**DATA LINES:**
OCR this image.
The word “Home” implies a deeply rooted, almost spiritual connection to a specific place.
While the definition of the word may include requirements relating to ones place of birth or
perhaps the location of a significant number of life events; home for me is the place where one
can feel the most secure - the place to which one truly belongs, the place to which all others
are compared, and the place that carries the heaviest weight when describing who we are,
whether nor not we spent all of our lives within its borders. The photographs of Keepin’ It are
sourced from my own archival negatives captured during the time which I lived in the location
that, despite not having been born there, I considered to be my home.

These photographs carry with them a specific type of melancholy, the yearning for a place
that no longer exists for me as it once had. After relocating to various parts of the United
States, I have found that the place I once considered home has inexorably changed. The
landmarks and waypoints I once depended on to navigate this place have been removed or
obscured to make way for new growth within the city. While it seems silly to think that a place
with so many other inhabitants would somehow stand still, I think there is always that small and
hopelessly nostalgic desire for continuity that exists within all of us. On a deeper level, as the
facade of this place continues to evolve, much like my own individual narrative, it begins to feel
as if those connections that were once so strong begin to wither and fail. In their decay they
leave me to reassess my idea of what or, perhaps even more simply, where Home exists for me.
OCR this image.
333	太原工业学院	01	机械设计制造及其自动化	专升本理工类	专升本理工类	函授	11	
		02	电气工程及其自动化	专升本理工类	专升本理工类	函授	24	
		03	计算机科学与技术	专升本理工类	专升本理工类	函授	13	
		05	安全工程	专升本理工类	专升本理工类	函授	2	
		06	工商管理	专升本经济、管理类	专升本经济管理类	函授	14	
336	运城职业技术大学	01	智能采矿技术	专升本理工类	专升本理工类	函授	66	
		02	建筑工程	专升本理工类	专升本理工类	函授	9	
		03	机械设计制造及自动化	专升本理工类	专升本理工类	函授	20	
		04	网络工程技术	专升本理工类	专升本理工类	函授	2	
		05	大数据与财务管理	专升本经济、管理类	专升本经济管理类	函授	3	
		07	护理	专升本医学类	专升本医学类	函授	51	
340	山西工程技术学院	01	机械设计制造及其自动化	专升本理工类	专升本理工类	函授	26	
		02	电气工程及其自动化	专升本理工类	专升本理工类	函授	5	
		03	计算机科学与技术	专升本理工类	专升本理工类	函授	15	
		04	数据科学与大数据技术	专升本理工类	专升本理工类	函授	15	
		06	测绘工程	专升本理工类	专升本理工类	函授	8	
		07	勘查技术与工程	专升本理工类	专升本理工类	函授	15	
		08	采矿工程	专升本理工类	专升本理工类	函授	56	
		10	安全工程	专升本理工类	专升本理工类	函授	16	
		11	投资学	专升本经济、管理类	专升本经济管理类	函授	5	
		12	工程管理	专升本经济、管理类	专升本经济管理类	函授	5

**STATED PROBLEM:** Copy every line in the listing above where the string "word" turns up.

**OUTPUT FOR THIS EXERCISE:**
The word “Home” implies a deeply rooted, almost spiritual connection to a specific place.
While the definition of the word may include requirements relating to ones place of birth or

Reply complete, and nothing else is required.